## Work to complete
Count how many lines below contain the word "legend", then give that number alone.

## Items
::::::::

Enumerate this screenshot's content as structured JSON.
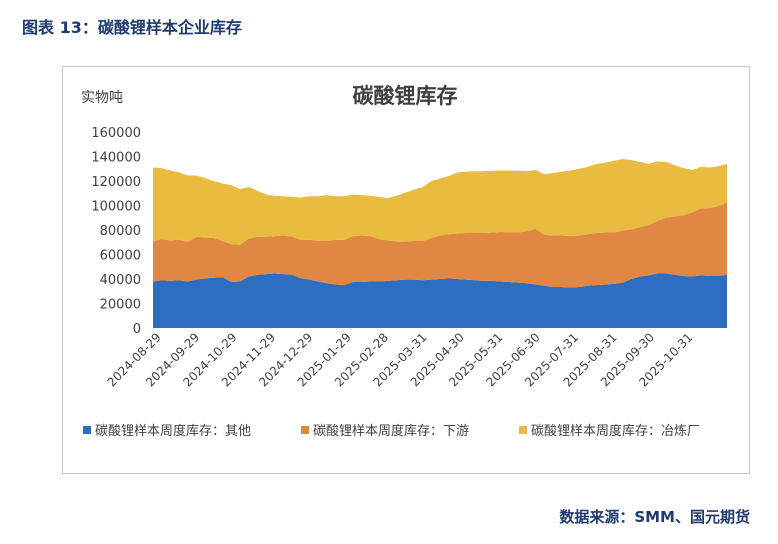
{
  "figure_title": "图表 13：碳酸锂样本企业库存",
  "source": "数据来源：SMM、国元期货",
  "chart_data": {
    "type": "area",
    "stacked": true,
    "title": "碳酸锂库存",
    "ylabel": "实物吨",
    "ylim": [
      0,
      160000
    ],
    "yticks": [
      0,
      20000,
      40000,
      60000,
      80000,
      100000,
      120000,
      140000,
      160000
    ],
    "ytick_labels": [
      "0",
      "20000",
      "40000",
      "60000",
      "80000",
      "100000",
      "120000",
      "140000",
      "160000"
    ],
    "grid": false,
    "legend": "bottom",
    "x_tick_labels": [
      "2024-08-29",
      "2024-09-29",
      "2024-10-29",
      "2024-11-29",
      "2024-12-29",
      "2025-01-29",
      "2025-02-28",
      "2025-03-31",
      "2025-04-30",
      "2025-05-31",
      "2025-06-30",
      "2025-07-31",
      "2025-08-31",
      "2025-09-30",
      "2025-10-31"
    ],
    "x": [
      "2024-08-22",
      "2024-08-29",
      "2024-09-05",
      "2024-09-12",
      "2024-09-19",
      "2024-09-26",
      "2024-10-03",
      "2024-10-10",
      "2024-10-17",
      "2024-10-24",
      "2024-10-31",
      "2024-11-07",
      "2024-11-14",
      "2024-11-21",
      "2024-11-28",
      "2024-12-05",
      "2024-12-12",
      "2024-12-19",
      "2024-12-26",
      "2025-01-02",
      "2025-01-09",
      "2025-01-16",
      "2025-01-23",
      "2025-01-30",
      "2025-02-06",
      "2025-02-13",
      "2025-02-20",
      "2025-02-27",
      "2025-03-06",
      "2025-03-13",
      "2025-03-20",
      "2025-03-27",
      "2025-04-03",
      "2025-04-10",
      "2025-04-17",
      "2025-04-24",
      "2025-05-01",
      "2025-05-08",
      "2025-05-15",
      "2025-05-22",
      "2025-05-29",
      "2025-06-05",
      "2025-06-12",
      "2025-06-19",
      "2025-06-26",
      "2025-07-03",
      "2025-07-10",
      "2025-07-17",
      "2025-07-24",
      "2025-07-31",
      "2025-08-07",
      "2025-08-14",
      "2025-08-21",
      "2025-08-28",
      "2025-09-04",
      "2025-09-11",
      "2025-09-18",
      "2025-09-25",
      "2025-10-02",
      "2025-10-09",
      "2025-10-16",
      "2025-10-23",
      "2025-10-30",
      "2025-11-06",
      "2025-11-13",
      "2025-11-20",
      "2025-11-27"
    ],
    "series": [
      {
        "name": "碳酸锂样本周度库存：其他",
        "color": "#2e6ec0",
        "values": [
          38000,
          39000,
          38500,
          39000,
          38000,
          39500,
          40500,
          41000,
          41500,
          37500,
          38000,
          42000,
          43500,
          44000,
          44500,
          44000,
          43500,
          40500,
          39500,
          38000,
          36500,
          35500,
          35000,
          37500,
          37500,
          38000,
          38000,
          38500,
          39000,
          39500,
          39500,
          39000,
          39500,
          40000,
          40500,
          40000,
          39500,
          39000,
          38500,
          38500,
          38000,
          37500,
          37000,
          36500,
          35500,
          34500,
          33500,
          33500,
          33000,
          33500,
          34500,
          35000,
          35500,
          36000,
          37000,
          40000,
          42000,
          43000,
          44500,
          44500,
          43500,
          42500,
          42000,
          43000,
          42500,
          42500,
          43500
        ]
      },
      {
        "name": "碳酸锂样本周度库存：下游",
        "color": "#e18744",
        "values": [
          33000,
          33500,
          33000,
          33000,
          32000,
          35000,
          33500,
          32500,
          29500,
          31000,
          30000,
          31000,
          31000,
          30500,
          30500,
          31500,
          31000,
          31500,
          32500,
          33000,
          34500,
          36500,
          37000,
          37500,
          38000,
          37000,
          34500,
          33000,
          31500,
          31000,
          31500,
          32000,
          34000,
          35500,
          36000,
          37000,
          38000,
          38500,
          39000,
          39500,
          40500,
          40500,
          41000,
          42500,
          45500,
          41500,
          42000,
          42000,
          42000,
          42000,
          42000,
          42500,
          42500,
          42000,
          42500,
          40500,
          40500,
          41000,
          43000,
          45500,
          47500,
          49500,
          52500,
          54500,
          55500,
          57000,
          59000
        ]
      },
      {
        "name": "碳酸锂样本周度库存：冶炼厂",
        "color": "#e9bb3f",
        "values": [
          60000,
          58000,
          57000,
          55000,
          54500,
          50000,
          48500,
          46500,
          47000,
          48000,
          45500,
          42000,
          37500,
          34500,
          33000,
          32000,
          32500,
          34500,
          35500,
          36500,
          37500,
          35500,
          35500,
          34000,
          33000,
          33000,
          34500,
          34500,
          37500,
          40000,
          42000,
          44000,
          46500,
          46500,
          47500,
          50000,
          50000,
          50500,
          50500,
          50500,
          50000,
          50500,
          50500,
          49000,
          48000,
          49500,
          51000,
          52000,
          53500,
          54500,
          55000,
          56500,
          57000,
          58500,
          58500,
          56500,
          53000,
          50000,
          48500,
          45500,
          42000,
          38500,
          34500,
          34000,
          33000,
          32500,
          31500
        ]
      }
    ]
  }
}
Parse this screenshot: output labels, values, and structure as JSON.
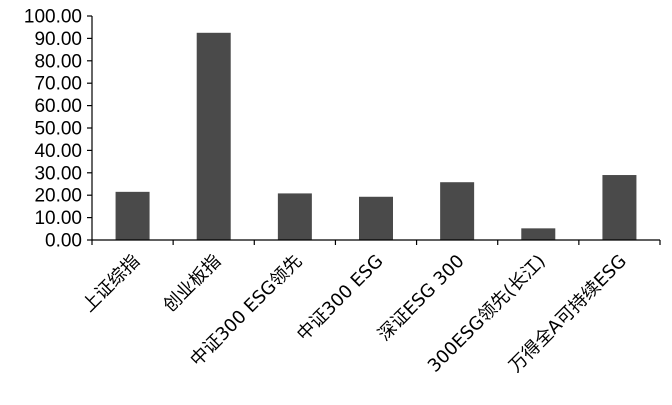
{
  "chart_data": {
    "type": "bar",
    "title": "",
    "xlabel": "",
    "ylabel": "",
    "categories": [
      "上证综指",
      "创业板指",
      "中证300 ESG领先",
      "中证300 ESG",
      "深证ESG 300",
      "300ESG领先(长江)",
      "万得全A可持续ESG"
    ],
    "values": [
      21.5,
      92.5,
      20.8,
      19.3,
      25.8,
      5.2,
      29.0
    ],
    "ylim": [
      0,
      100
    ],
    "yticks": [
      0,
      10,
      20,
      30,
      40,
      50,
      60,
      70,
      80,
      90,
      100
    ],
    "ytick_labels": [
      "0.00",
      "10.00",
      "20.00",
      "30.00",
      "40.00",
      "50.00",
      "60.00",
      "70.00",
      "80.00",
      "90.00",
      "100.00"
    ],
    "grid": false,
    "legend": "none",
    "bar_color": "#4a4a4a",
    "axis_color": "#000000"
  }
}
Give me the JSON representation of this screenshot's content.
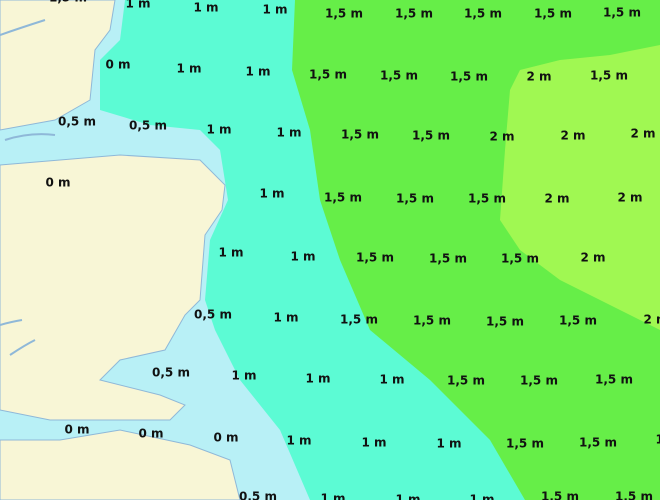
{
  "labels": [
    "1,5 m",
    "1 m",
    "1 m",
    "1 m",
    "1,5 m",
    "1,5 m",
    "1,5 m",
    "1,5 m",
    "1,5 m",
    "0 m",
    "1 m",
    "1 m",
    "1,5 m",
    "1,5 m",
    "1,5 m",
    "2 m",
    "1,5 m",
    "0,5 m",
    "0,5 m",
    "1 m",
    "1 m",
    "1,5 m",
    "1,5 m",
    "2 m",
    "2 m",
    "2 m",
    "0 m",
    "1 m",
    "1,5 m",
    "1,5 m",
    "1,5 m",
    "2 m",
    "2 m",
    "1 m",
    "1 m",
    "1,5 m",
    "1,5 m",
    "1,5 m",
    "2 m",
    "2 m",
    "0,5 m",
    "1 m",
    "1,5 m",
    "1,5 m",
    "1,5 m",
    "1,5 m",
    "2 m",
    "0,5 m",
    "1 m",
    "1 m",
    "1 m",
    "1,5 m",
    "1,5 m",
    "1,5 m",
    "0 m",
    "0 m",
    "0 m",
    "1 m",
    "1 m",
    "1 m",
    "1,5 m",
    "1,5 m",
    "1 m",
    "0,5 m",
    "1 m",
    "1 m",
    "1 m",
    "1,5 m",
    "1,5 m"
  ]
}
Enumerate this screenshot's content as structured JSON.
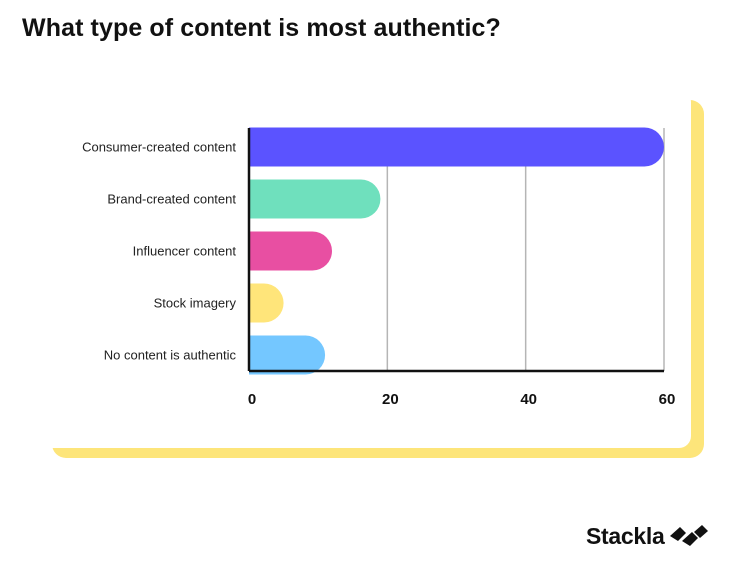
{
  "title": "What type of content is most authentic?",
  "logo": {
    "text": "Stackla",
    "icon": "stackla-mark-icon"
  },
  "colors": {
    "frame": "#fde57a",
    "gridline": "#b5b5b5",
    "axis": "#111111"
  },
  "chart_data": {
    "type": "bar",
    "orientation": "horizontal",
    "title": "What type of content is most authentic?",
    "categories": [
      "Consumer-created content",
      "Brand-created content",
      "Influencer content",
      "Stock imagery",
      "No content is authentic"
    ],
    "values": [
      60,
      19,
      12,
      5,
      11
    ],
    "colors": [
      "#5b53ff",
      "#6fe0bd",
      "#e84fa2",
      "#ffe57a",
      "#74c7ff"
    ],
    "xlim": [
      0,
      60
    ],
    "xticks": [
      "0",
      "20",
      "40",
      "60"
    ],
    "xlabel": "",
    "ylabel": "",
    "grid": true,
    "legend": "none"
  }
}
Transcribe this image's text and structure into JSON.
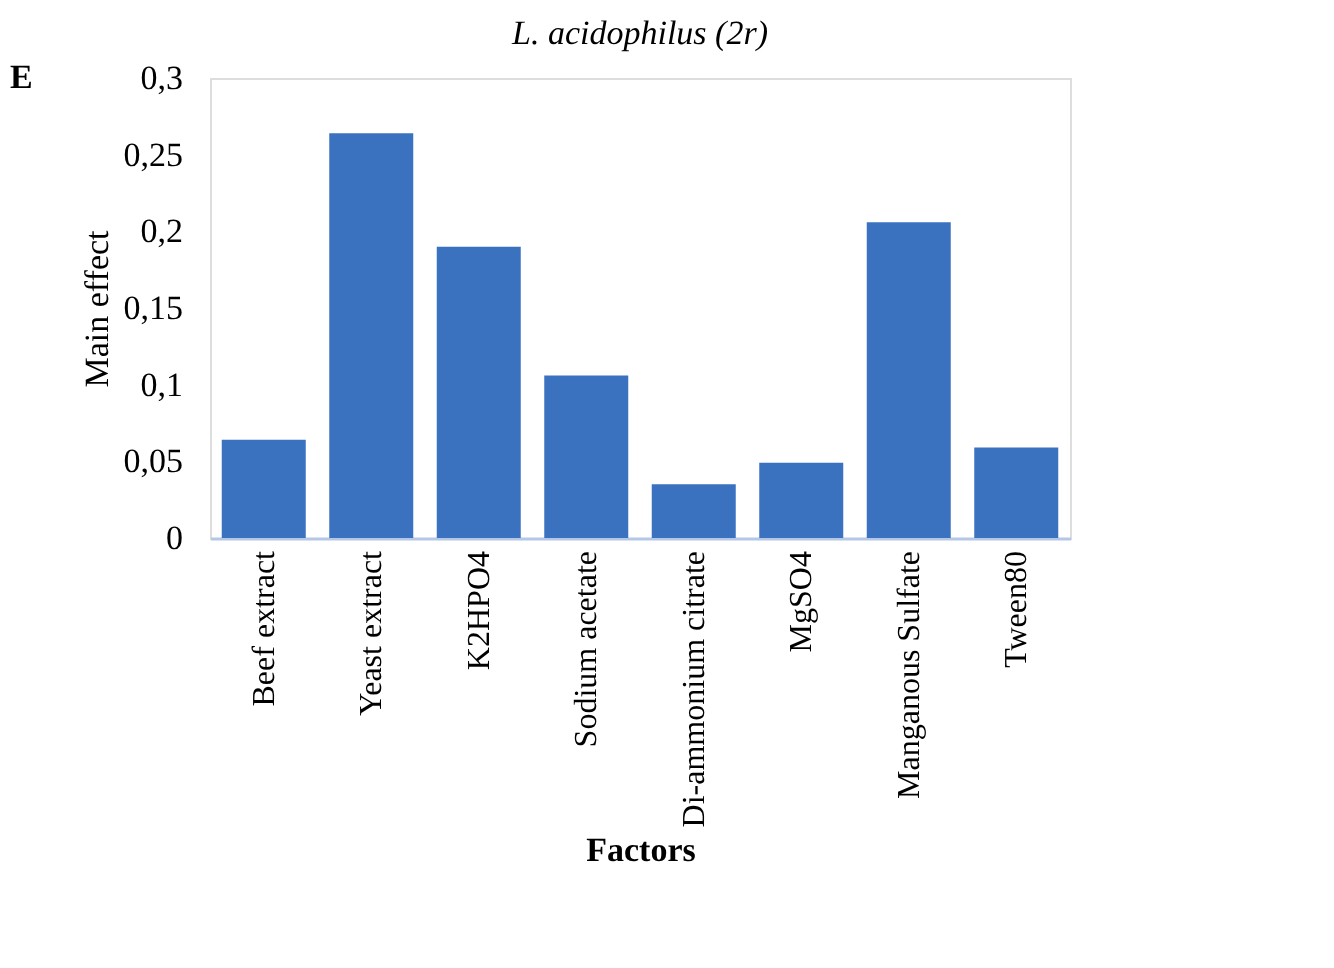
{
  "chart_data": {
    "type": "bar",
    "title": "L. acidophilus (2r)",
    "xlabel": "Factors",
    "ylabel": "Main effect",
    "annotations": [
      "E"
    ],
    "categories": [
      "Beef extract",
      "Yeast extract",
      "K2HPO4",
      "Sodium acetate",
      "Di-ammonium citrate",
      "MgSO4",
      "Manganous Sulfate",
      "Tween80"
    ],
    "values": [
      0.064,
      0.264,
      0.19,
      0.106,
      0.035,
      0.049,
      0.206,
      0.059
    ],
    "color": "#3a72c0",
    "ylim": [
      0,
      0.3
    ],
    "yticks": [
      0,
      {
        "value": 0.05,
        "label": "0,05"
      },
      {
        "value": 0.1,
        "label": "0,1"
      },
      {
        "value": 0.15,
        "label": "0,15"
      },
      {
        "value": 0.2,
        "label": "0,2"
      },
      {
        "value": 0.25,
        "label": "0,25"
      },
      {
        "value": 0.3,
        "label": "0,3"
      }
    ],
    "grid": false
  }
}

::::::::

## Answer for the task
3